*THE EXERCISE:* Change every "collapse-up-icon" in the lines below to "collapse-arrow-icon" and reproduce all the lines with nothing else altered.

*EXCERPTED DATA:*
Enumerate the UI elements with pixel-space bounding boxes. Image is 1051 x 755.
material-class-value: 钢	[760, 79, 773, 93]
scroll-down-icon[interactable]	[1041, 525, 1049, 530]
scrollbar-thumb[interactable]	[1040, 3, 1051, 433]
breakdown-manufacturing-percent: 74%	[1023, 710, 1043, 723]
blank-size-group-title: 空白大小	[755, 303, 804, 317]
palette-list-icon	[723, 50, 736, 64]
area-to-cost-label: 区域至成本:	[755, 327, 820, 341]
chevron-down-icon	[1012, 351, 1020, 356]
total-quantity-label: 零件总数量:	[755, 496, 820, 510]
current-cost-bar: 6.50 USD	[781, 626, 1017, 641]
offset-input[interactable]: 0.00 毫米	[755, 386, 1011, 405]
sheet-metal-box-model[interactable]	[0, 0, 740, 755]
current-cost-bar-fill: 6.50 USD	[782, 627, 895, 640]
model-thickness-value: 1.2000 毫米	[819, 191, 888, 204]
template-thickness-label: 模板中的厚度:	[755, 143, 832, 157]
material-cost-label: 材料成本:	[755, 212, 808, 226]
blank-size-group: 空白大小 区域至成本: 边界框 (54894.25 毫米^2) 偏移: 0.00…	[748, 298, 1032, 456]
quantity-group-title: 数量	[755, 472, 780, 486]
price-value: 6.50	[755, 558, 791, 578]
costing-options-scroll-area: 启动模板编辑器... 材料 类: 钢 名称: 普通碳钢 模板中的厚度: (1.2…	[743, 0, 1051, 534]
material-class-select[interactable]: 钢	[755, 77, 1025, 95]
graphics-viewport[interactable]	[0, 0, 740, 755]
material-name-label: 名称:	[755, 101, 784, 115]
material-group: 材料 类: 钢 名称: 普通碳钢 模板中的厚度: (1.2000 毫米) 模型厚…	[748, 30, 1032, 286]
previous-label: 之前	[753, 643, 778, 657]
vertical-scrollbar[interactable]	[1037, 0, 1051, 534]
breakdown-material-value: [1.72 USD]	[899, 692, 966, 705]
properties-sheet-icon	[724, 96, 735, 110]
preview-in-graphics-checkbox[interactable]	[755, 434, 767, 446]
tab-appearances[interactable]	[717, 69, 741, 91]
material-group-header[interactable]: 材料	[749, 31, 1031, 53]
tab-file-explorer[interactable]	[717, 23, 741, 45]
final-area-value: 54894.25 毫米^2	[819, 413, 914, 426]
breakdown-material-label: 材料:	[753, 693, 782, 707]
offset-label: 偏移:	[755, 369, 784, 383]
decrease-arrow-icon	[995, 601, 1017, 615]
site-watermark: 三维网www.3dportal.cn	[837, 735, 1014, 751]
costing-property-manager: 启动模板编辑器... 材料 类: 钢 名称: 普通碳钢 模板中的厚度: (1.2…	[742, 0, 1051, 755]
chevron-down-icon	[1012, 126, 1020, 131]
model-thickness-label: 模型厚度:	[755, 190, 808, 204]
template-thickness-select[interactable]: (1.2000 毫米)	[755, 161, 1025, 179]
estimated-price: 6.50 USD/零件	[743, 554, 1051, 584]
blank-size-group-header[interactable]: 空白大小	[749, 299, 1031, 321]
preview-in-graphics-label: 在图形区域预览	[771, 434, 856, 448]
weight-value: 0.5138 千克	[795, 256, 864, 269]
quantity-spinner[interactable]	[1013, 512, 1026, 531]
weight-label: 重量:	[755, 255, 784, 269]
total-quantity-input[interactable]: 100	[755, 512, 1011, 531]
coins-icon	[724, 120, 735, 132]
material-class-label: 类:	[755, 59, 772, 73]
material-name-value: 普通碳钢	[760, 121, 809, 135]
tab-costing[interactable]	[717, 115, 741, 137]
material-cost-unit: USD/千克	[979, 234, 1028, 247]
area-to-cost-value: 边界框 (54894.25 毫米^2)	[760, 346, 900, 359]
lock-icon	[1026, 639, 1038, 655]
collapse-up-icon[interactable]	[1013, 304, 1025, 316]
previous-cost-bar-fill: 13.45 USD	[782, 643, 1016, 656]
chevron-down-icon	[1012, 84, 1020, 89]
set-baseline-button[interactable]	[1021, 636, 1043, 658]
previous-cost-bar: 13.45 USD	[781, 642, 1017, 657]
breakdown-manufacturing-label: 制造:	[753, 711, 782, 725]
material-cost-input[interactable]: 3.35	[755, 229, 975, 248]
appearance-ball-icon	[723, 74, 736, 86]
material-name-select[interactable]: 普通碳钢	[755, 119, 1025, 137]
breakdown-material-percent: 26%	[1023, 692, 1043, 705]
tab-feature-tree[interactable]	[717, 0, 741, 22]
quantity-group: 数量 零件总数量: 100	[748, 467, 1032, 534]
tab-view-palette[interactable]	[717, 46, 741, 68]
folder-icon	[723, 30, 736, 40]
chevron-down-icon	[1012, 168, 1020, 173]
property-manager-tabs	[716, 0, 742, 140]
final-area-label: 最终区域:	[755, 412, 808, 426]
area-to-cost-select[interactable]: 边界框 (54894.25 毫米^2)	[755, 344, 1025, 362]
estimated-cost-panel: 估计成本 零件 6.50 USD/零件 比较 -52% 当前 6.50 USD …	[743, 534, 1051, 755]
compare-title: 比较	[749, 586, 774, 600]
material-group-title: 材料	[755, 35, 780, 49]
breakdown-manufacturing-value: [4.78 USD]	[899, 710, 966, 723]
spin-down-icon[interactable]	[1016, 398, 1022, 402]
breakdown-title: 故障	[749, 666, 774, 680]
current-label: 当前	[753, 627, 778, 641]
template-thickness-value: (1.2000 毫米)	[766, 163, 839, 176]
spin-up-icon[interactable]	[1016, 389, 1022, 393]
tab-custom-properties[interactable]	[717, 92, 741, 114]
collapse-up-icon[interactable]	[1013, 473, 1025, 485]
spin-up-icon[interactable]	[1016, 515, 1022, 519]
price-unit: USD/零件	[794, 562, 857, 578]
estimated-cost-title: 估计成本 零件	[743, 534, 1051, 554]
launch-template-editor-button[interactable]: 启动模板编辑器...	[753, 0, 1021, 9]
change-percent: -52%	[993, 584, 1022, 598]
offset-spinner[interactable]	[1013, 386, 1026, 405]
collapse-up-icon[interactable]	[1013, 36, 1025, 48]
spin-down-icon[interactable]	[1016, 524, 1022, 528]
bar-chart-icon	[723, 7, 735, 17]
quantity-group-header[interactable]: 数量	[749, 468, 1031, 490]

*RIGHT ANSWER:*
Enumerate the UI elements with pixel-space bounding boxes. Image is 1051 x 755.
material-class-value: 钢	[760, 79, 773, 93]
scroll-down-icon[interactable]	[1041, 525, 1049, 530]
scrollbar-thumb[interactable]	[1040, 3, 1051, 433]
breakdown-manufacturing-percent: 74%	[1023, 710, 1043, 723]
blank-size-group-title: 空白大小	[755, 303, 804, 317]
palette-list-icon	[723, 50, 736, 64]
area-to-cost-label: 区域至成本:	[755, 327, 820, 341]
chevron-down-icon	[1012, 351, 1020, 356]
total-quantity-label: 零件总数量:	[755, 496, 820, 510]
current-cost-bar: 6.50 USD	[781, 626, 1017, 641]
offset-input[interactable]: 0.00 毫米	[755, 386, 1011, 405]
sheet-metal-box-model[interactable]	[0, 0, 740, 755]
current-cost-bar-fill: 6.50 USD	[782, 627, 895, 640]
model-thickness-value: 1.2000 毫米	[819, 191, 888, 204]
template-thickness-label: 模板中的厚度:	[755, 143, 832, 157]
material-cost-label: 材料成本:	[755, 212, 808, 226]
blank-size-group: 空白大小 区域至成本: 边界框 (54894.25 毫米^2) 偏移: 0.00…	[748, 298, 1032, 456]
quantity-group-title: 数量	[755, 472, 780, 486]
price-value: 6.50	[755, 558, 791, 578]
costing-options-scroll-area: 启动模板编辑器... 材料 类: 钢 名称: 普通碳钢 模板中的厚度: (1.2…	[743, 0, 1051, 534]
material-class-select[interactable]: 钢	[755, 77, 1025, 95]
graphics-viewport[interactable]	[0, 0, 740, 755]
material-name-label: 名称:	[755, 101, 784, 115]
material-group: 材料 类: 钢 名称: 普通碳钢 模板中的厚度: (1.2000 毫米) 模型厚…	[748, 30, 1032, 286]
previous-label: 之前	[753, 643, 778, 657]
vertical-scrollbar[interactable]	[1037, 0, 1051, 534]
breakdown-material-value: [1.72 USD]	[899, 692, 966, 705]
properties-sheet-icon	[724, 96, 735, 110]
preview-in-graphics-checkbox[interactable]	[755, 434, 767, 446]
tab-appearances[interactable]	[717, 69, 741, 91]
material-group-header[interactable]: 材料	[749, 31, 1031, 53]
tab-file-explorer[interactable]	[717, 23, 741, 45]
final-area-value: 54894.25 毫米^2	[819, 413, 914, 426]
breakdown-material-label: 材料:	[753, 693, 782, 707]
offset-label: 偏移:	[755, 369, 784, 383]
decrease-arrow-icon	[995, 601, 1017, 615]
site-watermark: 三维网www.3dportal.cn	[837, 735, 1014, 751]
costing-property-manager: 启动模板编辑器... 材料 类: 钢 名称: 普通碳钢 模板中的厚度: (1.2…	[742, 0, 1051, 755]
chevron-down-icon	[1012, 126, 1020, 131]
model-thickness-label: 模型厚度:	[755, 190, 808, 204]
template-thickness-select[interactable]: (1.2000 毫米)	[755, 161, 1025, 179]
estimated-price: 6.50 USD/零件	[743, 554, 1051, 584]
blank-size-group-header[interactable]: 空白大小	[749, 299, 1031, 321]
preview-in-graphics-label: 在图形区域预览	[771, 434, 856, 448]
weight-value: 0.5138 千克	[795, 256, 864, 269]
quantity-spinner[interactable]	[1013, 512, 1026, 531]
weight-label: 重量:	[755, 255, 784, 269]
total-quantity-input[interactable]: 100	[755, 512, 1011, 531]
coins-icon	[724, 120, 735, 132]
material-class-label: 类:	[755, 59, 772, 73]
material-name-value: 普通碳钢	[760, 121, 809, 135]
tab-costing[interactable]	[717, 115, 741, 137]
material-cost-unit: USD/千克	[979, 234, 1028, 247]
area-to-cost-value: 边界框 (54894.25 毫米^2)	[760, 346, 900, 359]
lock-icon	[1026, 639, 1038, 655]
collapse-arrow-icon[interactable]	[1013, 304, 1025, 316]
previous-cost-bar-fill: 13.45 USD	[782, 643, 1016, 656]
chevron-down-icon	[1012, 84, 1020, 89]
set-baseline-button[interactable]	[1021, 636, 1043, 658]
previous-cost-bar: 13.45 USD	[781, 642, 1017, 657]
breakdown-manufacturing-label: 制造:	[753, 711, 782, 725]
material-cost-input[interactable]: 3.35	[755, 229, 975, 248]
appearance-ball-icon	[723, 74, 736, 86]
material-name-select[interactable]: 普通碳钢	[755, 119, 1025, 137]
breakdown-material-percent: 26%	[1023, 692, 1043, 705]
tab-feature-tree[interactable]	[717, 0, 741, 22]
quantity-group: 数量 零件总数量: 100	[748, 467, 1032, 534]
tab-view-palette[interactable]	[717, 46, 741, 68]
folder-icon	[723, 30, 736, 40]
chevron-down-icon	[1012, 168, 1020, 173]
property-manager-tabs	[716, 0, 742, 140]
final-area-label: 最终区域:	[755, 412, 808, 426]
area-to-cost-select[interactable]: 边界框 (54894.25 毫米^2)	[755, 344, 1025, 362]
estimated-cost-panel: 估计成本 零件 6.50 USD/零件 比较 -52% 当前 6.50 USD …	[743, 534, 1051, 755]
compare-title: 比较	[749, 586, 774, 600]
material-group-title: 材料	[755, 35, 780, 49]
breakdown-manufacturing-value: [4.78 USD]	[899, 710, 966, 723]
spin-down-icon[interactable]	[1016, 398, 1022, 402]
breakdown-title: 故障	[749, 666, 774, 680]
current-label: 当前	[753, 627, 778, 641]
template-thickness-value: (1.2000 毫米)	[766, 163, 839, 176]
spin-up-icon[interactable]	[1016, 389, 1022, 393]
tab-custom-properties[interactable]	[717, 92, 741, 114]
collapse-arrow-icon[interactable]	[1013, 473, 1025, 485]
spin-up-icon[interactable]	[1016, 515, 1022, 519]
price-unit: USD/零件	[794, 562, 857, 578]
estimated-cost-title: 估计成本 零件	[743, 534, 1051, 554]
launch-template-editor-button[interactable]: 启动模板编辑器...	[753, 0, 1021, 9]
change-percent: -52%	[993, 584, 1022, 598]
offset-spinner[interactable]	[1013, 386, 1026, 405]
collapse-arrow-icon[interactable]	[1013, 36, 1025, 48]
spin-down-icon[interactable]	[1016, 524, 1022, 528]
bar-chart-icon	[723, 7, 735, 17]
quantity-group-header[interactable]: 数量	[749, 468, 1031, 490]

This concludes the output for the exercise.